[Collected data]
▼

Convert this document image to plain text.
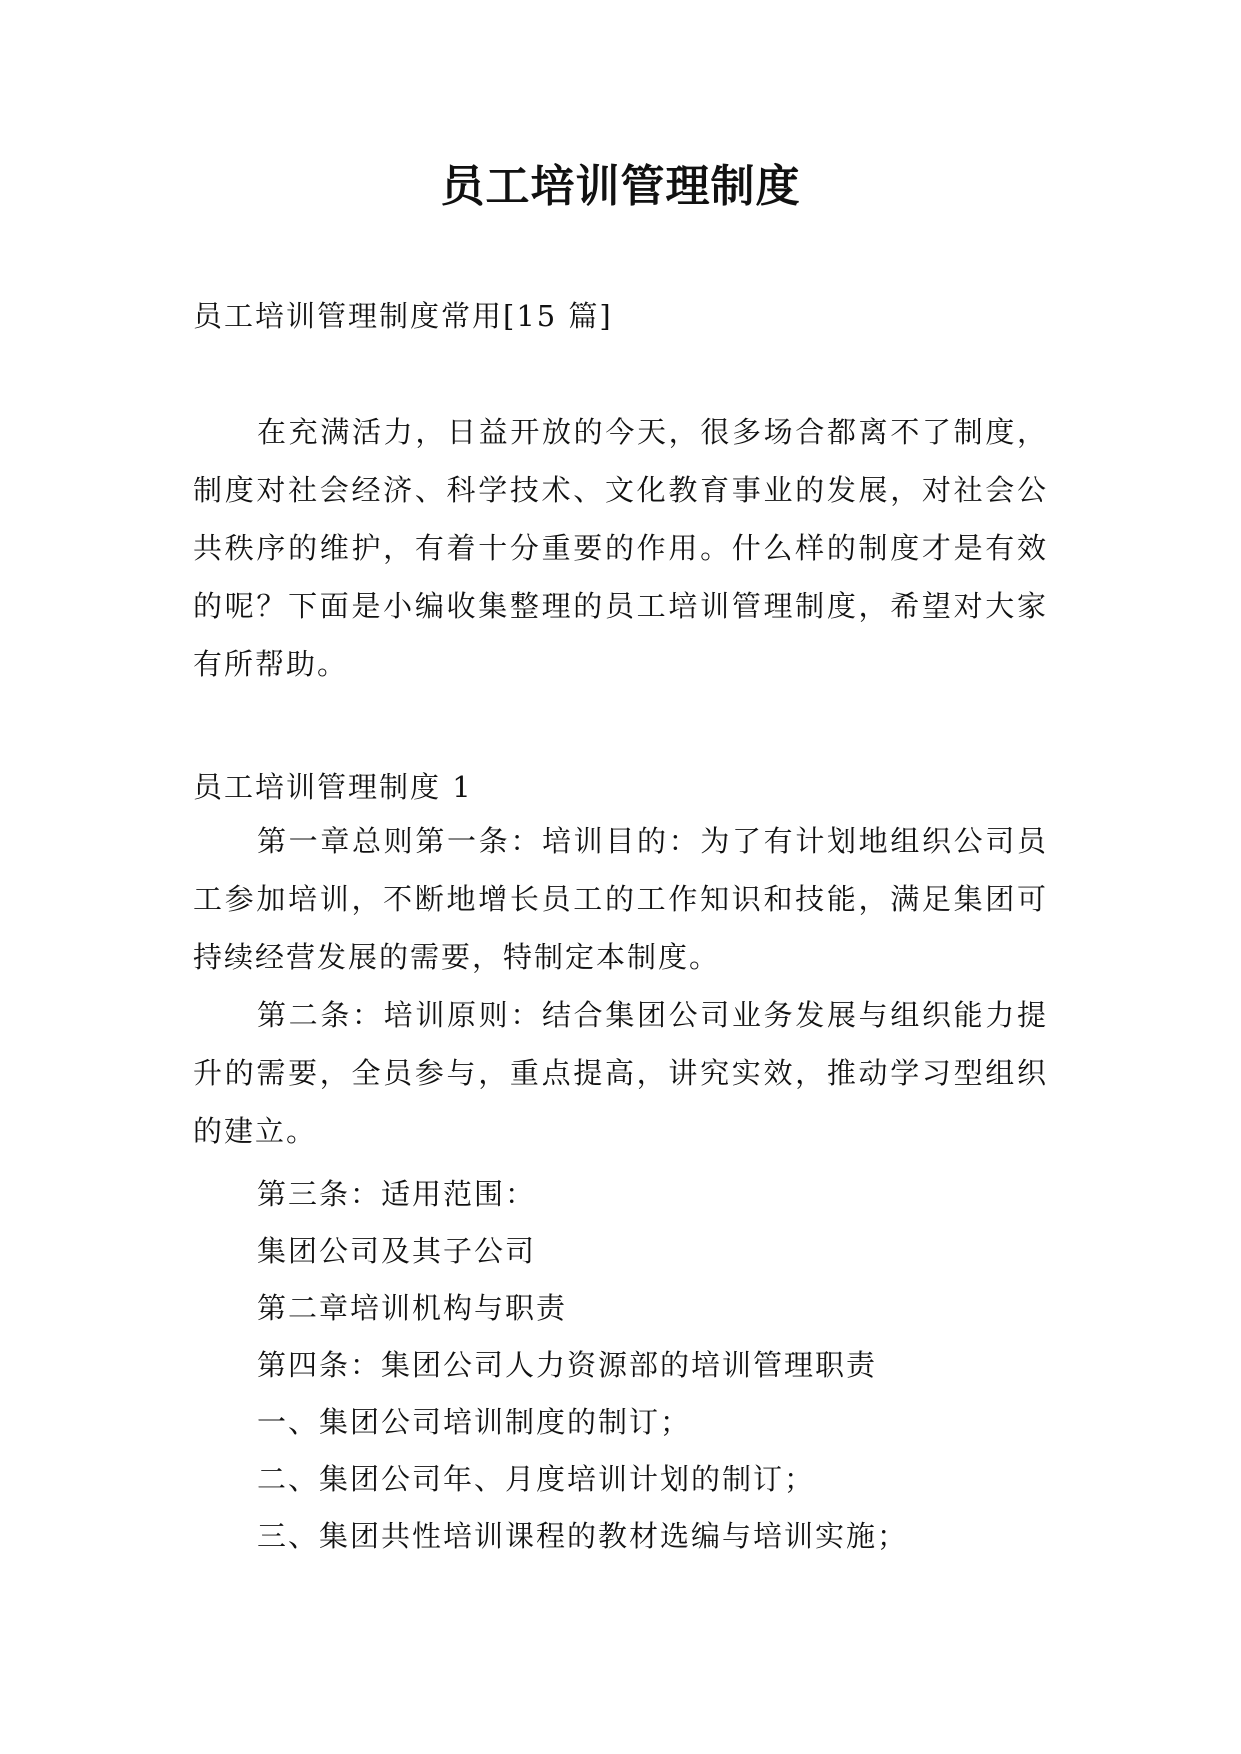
员工培训管理制度

员工培训管理制度常用[15 篇]

在充满活力，日益开放的今天，很多场合都离不了制度，制度对社会经济、科学技术、文化教育事业的发展，对社会公共秩序的维护，有着十分重要的作用。什么样的制度才是有效的呢？下面是小编收集整理的员工培训管理制度，希望对大家有所帮助。

员工培训管理制度 1

第一章总则第一条：培训目的：为了有计划地组织公司员工参加培训，不断地增长员工的工作知识和技能，满足集团可持续经营发展的需要，特制定本制度。

第二条：培训原则：结合集团公司业务发展与组织能力提升的需要，全员参与，重点提高，讲究实效，推动学习型组织的建立。

第三条：适用范围：

集团公司及其子公司

第二章培训机构与职责

第四条：集团公司人力资源部的培训管理职责

一、集团公司培训制度的制订；

二、集团公司年、月度培训计划的制订；

三、集团共性培训课程的教材选编与培训实施；
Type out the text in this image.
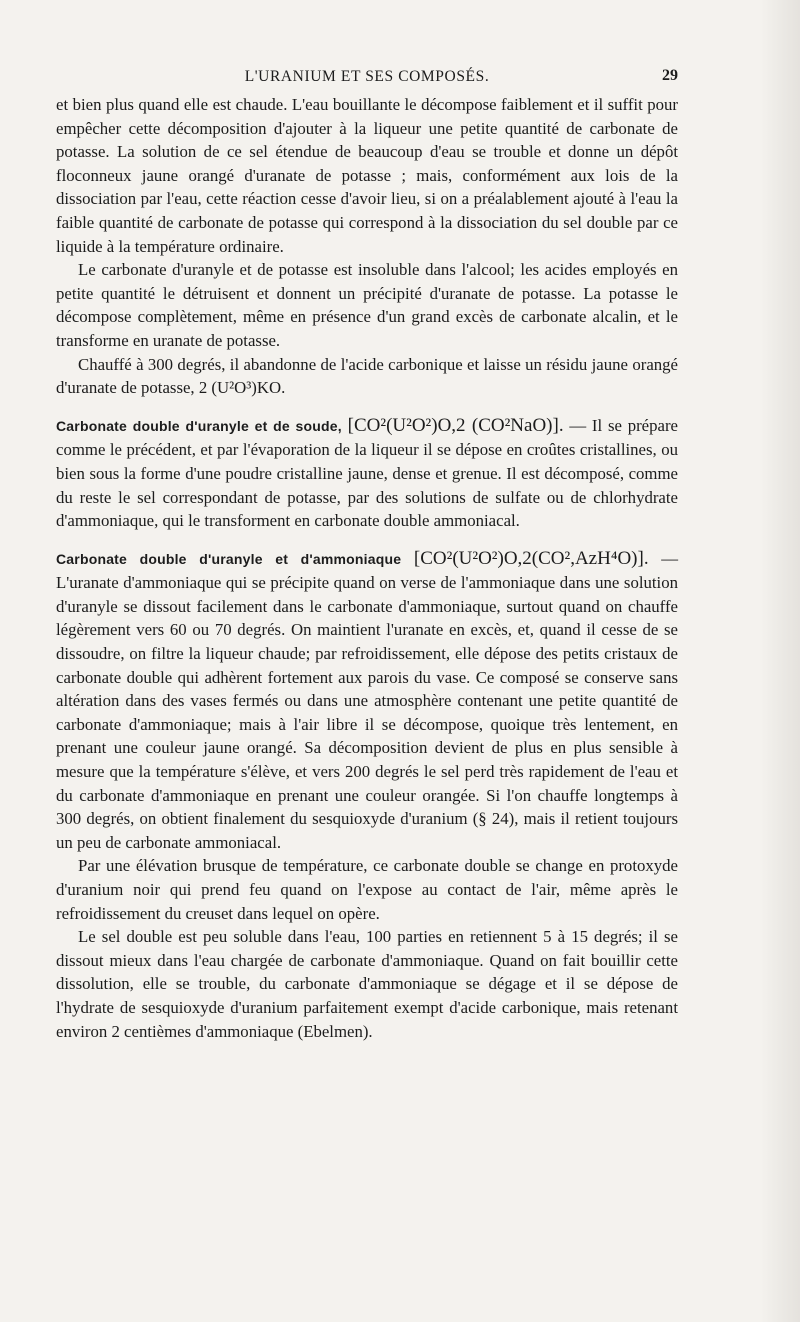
L'URANIUM ET SES COMPOSÉS.	29

et bien plus quand elle est chaude. L'eau bouillante le décompose faiblement et il suffit pour empêcher cette décomposition d'ajouter à la liqueur une petite quantité de carbonate de potasse. La solution de ce sel étendue de beaucoup d'eau se trouble et donne un dépôt floconneux jaune orangé d'uranate de potasse ; mais, conformément aux lois de la dissociation par l'eau, cette réaction cesse d'avoir lieu, si on a préalablement ajouté à l'eau la faible quantité de carbonate de potasse qui correspond à la dissociation du sel double par ce liquide à la température ordinaire.

Le carbonate d'uranyle et de potasse est insoluble dans l'alcool; les acides employés en petite quantité le détruisent et donnent un précipité d'uranate de potasse. La potasse le décompose complètement, même en présence d'un grand excès de carbonate alcalin, et le transforme en uranate de potasse.

Chauffé à 300 degrés, il abandonne de l'acide carbonique et laisse un résidu jaune orangé d'uranate de potasse, 2 (U²O³)KO.

Carbonate double d'uranyle et de soude, [CO²(U²O²)O,2 (CO²NaO)]. — Il se prépare comme le précédent, et par l'évaporation de la liqueur il se dépose en croûtes cristallines, ou bien sous la forme d'une poudre cristalline jaune, dense et grenue. Il est décomposé, comme du reste le sel correspondant de potasse, par des solutions de sulfate ou de chlorhydrate d'ammoniaque, qui le transforment en carbonate double ammoniacal.

Carbonate double d'uranyle et d'ammoniaque [CO²(U²O²)O,2(CO²,AzH⁴O)]. — L'uranate d'ammoniaque qui se précipite quand on verse de l'ammoniaque dans une solution d'uranyle se dissout facilement dans le carbonate d'ammoniaque, surtout quand on chauffe légèrement vers 60 ou 70 degrés. On maintient l'uranate en excès, et, quand il cesse de se dissoudre, on filtre la liqueur chaude; par refroidissement, elle dépose des petits cristaux de carbonate double qui adhèrent fortement aux parois du vase. Ce composé se conserve sans altération dans des vases fermés ou dans une atmosphère contenant une petite quantité de carbonate d'ammoniaque; mais à l'air libre il se décompose, quoique très lentement, en prenant une couleur jaune orangé. Sa décomposition devient de plus en plus sensible à mesure que la température s'élève, et vers 200 degrés le sel perd très rapidement de l'eau et du carbonate d'ammoniaque en prenant une couleur orangée. Si l'on chauffe longtemps à 300 degrés, on obtient finalement du sesquioxyde d'uranium (§ 24), mais il retient toujours un peu de carbonate ammoniacal.

Par une élévation brusque de température, ce carbonate double se change en protoxyde d'uranium noir qui prend feu quand on l'expose au contact de l'air, même après le refroidissement du creuset dans lequel on opère.

Le sel double est peu soluble dans l'eau, 100 parties en retiennent 5 à 15 degrés; il se dissout mieux dans l'eau chargée de carbonate d'ammoniaque. Quand on fait bouillir cette dissolution, elle se trouble, du carbonate d'ammoniaque se dégage et il se dépose de l'hydrate de sesquioxyde d'uranium parfaitement exempt d'acide carbonique, mais retenant environ 2 centièmes d'ammoniaque (Ebelmen).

▲

Exercise directions
Reproduce the full material exactly, excluding the pictures.

Expected answer
Convert this document image to plain text.
员工培训管理制度

员工培训管理制度常用[15 篇]

在充满活力，日益开放的今天，很多场合都离不了制度，制度对社会经济、科学技术、文化教育事业的发展，对社会公共秩序的维护，有着十分重要的作用。什么样的制度才是有效的呢？下面是小编收集整理的员工培训管理制度，希望对大家有所帮助。

员工培训管理制度 1

第一章总则第一条：培训目的：为了有计划地组织公司员工参加培训，不断地增长员工的工作知识和技能，满足集团可持续经营发展的需要，特制定本制度。

第二条：培训原则：结合集团公司业务发展与组织能力提升的需要，全员参与，重点提高，讲究实效，推动学习型组织的建立。

第三条：适用范围：

集团公司及其子公司

第二章培训机构与职责

第四条：集团公司人力资源部的培训管理职责

一、集团公司培训制度的制订；

二、集团公司年、月度培训计划的制订；

三、集团共性培训课程的教材选编与培训实施；
Type out the text in this image.
L'URANIUM ET SES COMPOSÉS.	29

et bien plus quand elle est chaude. L'eau bouillante le décompose faiblement et il suffit pour empêcher cette décomposition d'ajouter à la liqueur une petite quantité de carbonate de potasse. La solution de ce sel étendue de beaucoup d'eau se trouble et donne un dépôt floconneux jaune orangé d'uranate de potasse ; mais, conformément aux lois de la dissociation par l'eau, cette réaction cesse d'avoir lieu, si on a préalablement ajouté à l'eau la faible quantité de carbonate de potasse qui correspond à la dissociation du sel double par ce liquide à la température ordinaire.

Le carbonate d'uranyle et de potasse est insoluble dans l'alcool; les acides employés en petite quantité le détruisent et donnent un précipité d'uranate de potasse. La potasse le décompose complètement, même en présence d'un grand excès de carbonate alcalin, et le transforme en uranate de potasse.

Chauffé à 300 degrés, il abandonne de l'acide carbonique et laisse un résidu jaune orangé d'uranate de potasse, 2 (U²O³)KO.

Carbonate double d'uranyle et de soude, [CO²(U²O²)O,2 (CO²NaO)]. — Il se prépare comme le précédent, et par l'évaporation de la liqueur il se dépose en croûtes cristallines, ou bien sous la forme d'une poudre cristalline jaune, dense et grenue. Il est décomposé, comme du reste le sel correspondant de potasse, par des solutions de sulfate ou de chlorhydrate d'ammoniaque, qui le transforment en carbonate double ammoniacal.

Carbonate double d'uranyle et d'ammoniaque [CO²(U²O²)O,2(CO²,AzH⁴O)]. — L'uranate d'ammoniaque qui se précipite quand on verse de l'ammoniaque dans une solution d'uranyle se dissout facilement dans le carbonate d'ammoniaque, surtout quand on chauffe légèrement vers 60 ou 70 degrés. On maintient l'uranate en excès, et, quand il cesse de se dissoudre, on filtre la liqueur chaude; par refroidissement, elle dépose des petits cristaux de carbonate double qui adhèrent fortement aux parois du vase. Ce composé se conserve sans altération dans des vases fermés ou dans une atmosphère contenant une petite quantité de carbonate d'ammoniaque; mais à l'air libre il se décompose, quoique très lentement, en prenant une couleur jaune orangé. Sa décomposition devient de plus en plus sensible à mesure que la température s'élève, et vers 200 degrés le sel perd très rapidement de l'eau et du carbonate d'ammoniaque en prenant une couleur orangée. Si l'on chauffe longtemps à 300 degrés, on obtient finalement du sesquioxyde d'uranium (§ 24), mais il retient toujours un peu de carbonate ammoniacal.

Par une élévation brusque de température, ce carbonate double se change en protoxyde d'uranium noir qui prend feu quand on l'expose au contact de l'air, même après le refroidissement du creuset dans lequel on opère.

Le sel double est peu soluble dans l'eau, 100 parties en retiennent 5 à 15 degrés; il se dissout mieux dans l'eau chargée de carbonate d'ammoniaque. Quand on fait bouillir cette dissolution, elle se trouble, du carbonate d'ammoniaque se dégage et il se dépose de l'hydrate de sesquioxyde d'uranium parfaitement exempt d'acide carbonique, mais retenant environ 2 centièmes d'ammoniaque (Ebelmen).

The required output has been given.